*Records contained in a dataset*
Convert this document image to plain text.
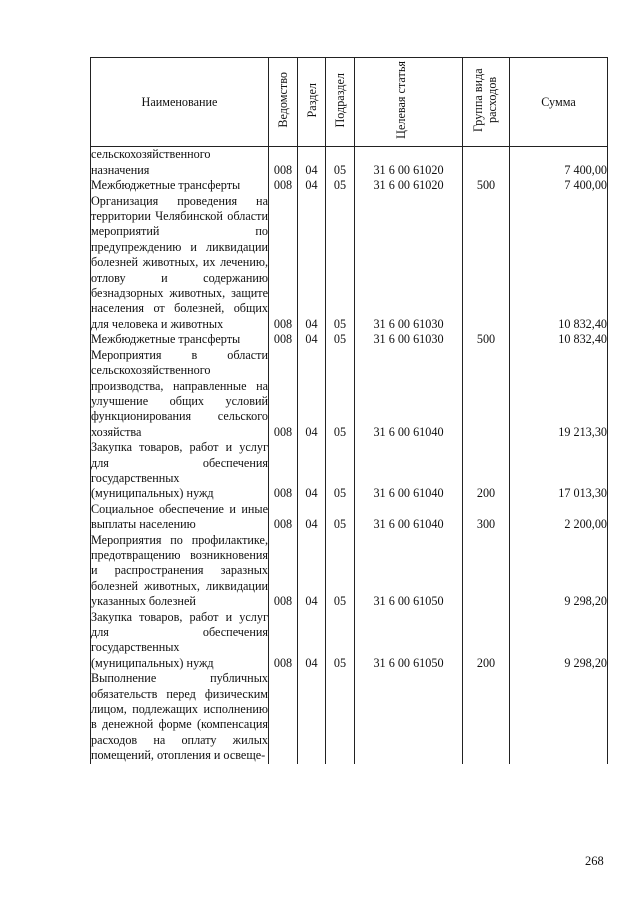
Наименование	Ведомство	Раздел	Подраздел	Целевая статья	Группа вида расходов	Сумма
сельскохозяйственного назначения	008	04	05	31 6 00 61020		7 400,00
Межбюджетные трансферты	008	04	05	31 6 00 61020	500	7 400,00
Организация проведения на территории Челябинской области мероприятий по предупреждению и ликвидации болезней животных, их лечению, отлову и содержанию безнадзорных животных, защите населения от болезней, общих для человека и животных	008	04	05	31 6 00 61030		10 832,40
Межбюджетные трансферты	008	04	05	31 6 00 61030	500	10 832,40
Мероприятия в области сельскохозяйственного производства, направленные на улучшение общих условий функционирования сельского хозяйства	008	04	05	31 6 00 61040		19 213,30
Закупка товаров, работ и услуг для обеспечения государственных (муниципальных) нужд	008	04	05	31 6 00 61040	200	17 013,30
Социальное обеспечение и иные выплаты населению	008	04	05	31 6 00 61040	300	2 200,00
Мероприятия по профилактике, предотвращению возникновения и распространения заразных болезней животных, ликвидации указанных болезней	008	04	05	31 6 00 61050		9 298,20
Закупка товаров, работ и услуг для обеспечения государственных (муниципальных) нужд	008	04	05	31 6 00 61050	200	9 298,20
Выполнение публичных обязательств перед физическим лицом, подлежащих исполнению в денежной форме (компенсация расходов на оплату жилых помещений, отопления и освеще-						
268
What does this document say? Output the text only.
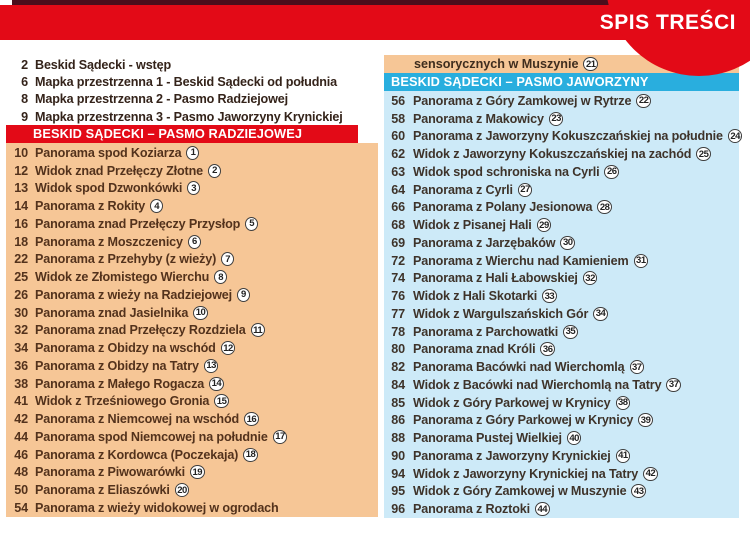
SPIS TREŚCI
2 Beskid Sądecki - wstęp
6 Mapka przestrzenna 1 - Beskid Sądecki od południa
8 Mapka przestrzenna 2 - Pasmo Radziejowej
9 Mapka przestrzenna 3 - Pasmo Jaworzyny Krynickiej
BESKID SĄDECKI – PASMO RADZIEJOWEJ
10 Panorama spod Koziarza 1
12 Widok znad Przełęczy Złotne 2
13 Widok spod Dzwonkówki 3
14 Panorama z Rokity 4
16 Panorama znad Przełęczy Przysłop 5
18 Panorama z Moszczenicy 6
22 Panorama z Przehyby (z wieży) 7
25 Widok ze Złomistego Wierchu 8
26 Panorama z wieży na Radziejowej 9
30 Panorama znad Jasielnika 10
32 Panorama znad Przełęczy Rozdziela 11
34 Panorama z Obidzy na wschód 12
36 Panorama z Obidzy na Tatry 13
38 Panorama z Małego Rogacza 14
41 Widok z Trześniowego Gronia 15
42 Panorama z Niemcowej na wschód 16
44 Panorama spod Niemcowej na południe 17
46 Panorama z Kordowca (Poczekaja) 18
48 Panorama z Piwowarówki 19
50 Panorama z Eliaszówki 20
54 Panorama z wieży widokowej w ogrodach
sensorycznych w Muszynie 21
BESKID SĄDECKI – PASMO JAWORZYNY
56 Panorama z Góry Zamkowej w Rytrze 22
58 Panorama z Makowicy 23
60 Panorama z Jaworzyny Kokuszczańskiej na południe 24
62 Widok z Jaworzyny Kokuszczańskiej na zachód 25
63 Widok spod schroniska na Cyrli 26
64 Panorama z Cyrli 27
66 Panorama z Polany Jesionowa 28
68 Widok z Pisanej Hali 29
69 Panorama z Jarzębaków 30
72 Panorama z Wierchu nad Kamieniem 31
74 Panorama z Hali Łabowskiej 32
76 Widok z Hali Skotarki 33
77 Widok z Wargulszańskich Gór 34
78 Panorama z Parchowatki 35
80 Panorama znad Króli 36
82 Panorama Bacówki nad Wierchomlą 37
84 Widok z Bacówki nad Wierchomlą na Tatry 37
85 Widok z Góry Parkowej w Krynicy 38
86 Panorama z Góry Parkowej w Krynicy 39
88 Panorama Pustej Wielkiej 40
90 Panorama z Jaworzyny Krynickiej 41
94 Widok z Jaworzyny Krynickiej na Tatry 42
95 Widok z Góry Zamkowej w Muszynie 43
96 Panorama z Roztoki 44
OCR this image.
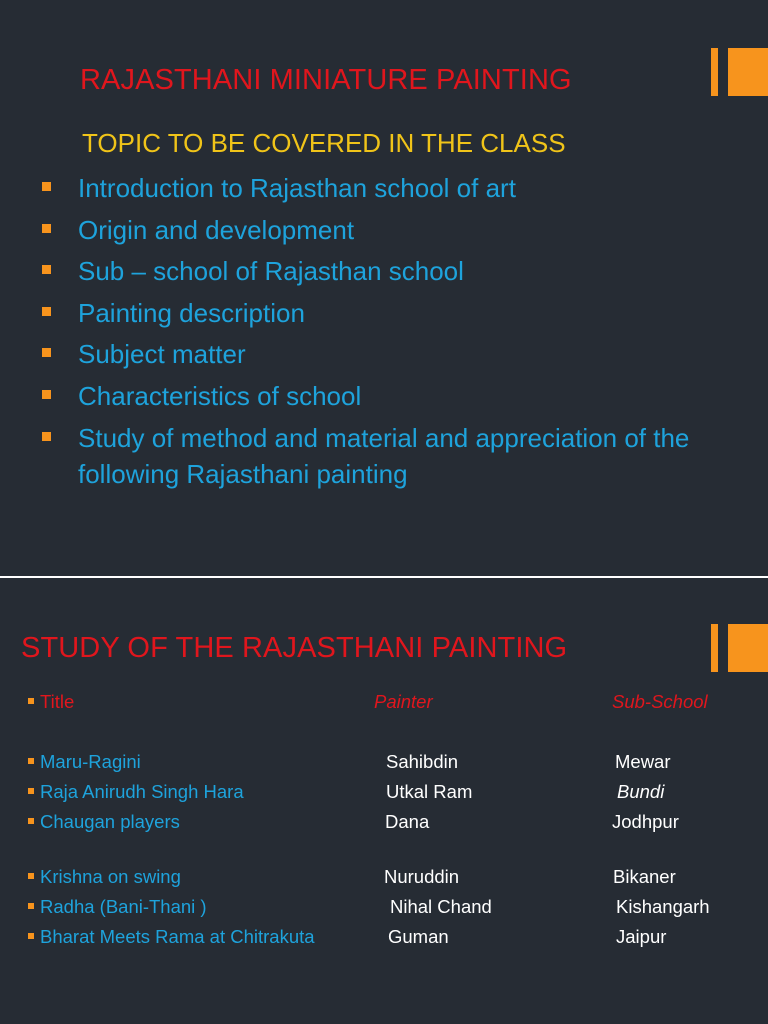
RAJASTHANI MINIATURE PAINTING
TOPIC TO BE COVERED IN THE CLASS
Introduction to Rajasthan school of art
Origin and development
Sub – school of Rajasthan school
Painting description
Subject matter
Characteristics of school
Study of method and material and appreciation of the following Rajasthani painting
STUDY OF THE RAJASTHANI PAINTING
Title	Painter	Sub-School
Maru-Ragini	Sahibdin	Mewar
Raja Anirudh Singh Hara	Utkal Ram	Bundi
Chaugan players	Dana	Jodhpur
Krishna on swing	Nuruddin	Bikaner
Radha (Bani-Thani )	Nihal Chand	Kishangarh
Bharat Meets Rama at Chitrakuta	Guman	Jaipur
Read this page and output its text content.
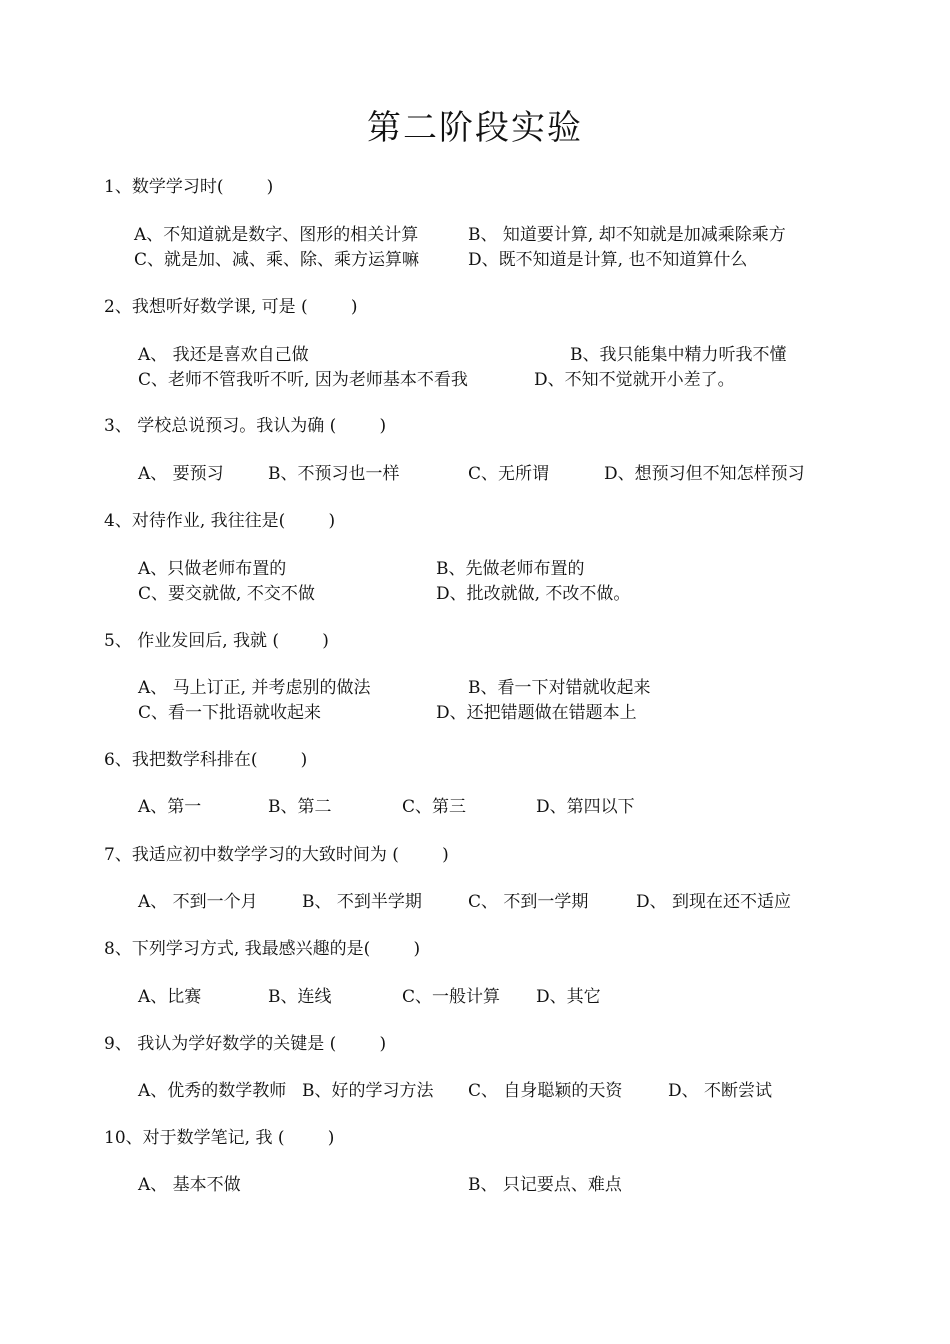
第二阶段实验
1、数学学习时(        )
A、不知道就是数字、图形的相关计算	B、 知道要计算, 却不知就是加减乘除乘方
C、就是加、减、乘、除、乘方运算嘛	D、既不知道是计算, 也不知道算什么
2、我想听好数学课, 可是 (        )
A、 我还是喜欢自己做	B、我只能集中精力听我不懂
C、老师不管我听不听, 因为老师基本不看我	D、不知不觉就开小差了。
3、 学校总说预习。我认为确 (        )
A、 要预习	B、不预习也一样	C、无所谓	D、想预习但不知怎样预习
4、对待作业, 我往往是(        )
A、只做老师布置的	B、先做老师布置的
C、要交就做, 不交不做	D、批改就做, 不改不做。
5、 作业发回后, 我就 (        )
A、 马上订正, 并考虑别的做法	B、看一下对错就收起来
C、看一下批语就收起来	D、还把错题做在错题本上
6、我把数学科排在(        )
A、第一	B、第二	C、第三	D、第四以下
7、我适应初中数学学习的大致时间为 (        )
A、 不到一个月	B、 不到半学期	C、 不到一学期	D、 到现在还不适应
8、下列学习方式, 我最感兴趣的是(        )
A、比赛	B、连线	C、一般计算 D、其它
9、 我认为学好数学的关键是 (        )
A、优秀的数学教师 B、好的学习方法 C、 自身聪颖的天资	D、 不断尝试
10、对于数学笔记, 我 (        )
A、 基本不做	B、 只记要点、难点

*EXERCISE*
Return the lines of the records that include the string "Межбюджетные".

*FINAL RESULT*
Межбюджетные трансферты	008	04	05	31 6 00 61020	500	7 400,00
Межбюджетные трансферты	008	04	05	31 6 00 61030	500	10 832,40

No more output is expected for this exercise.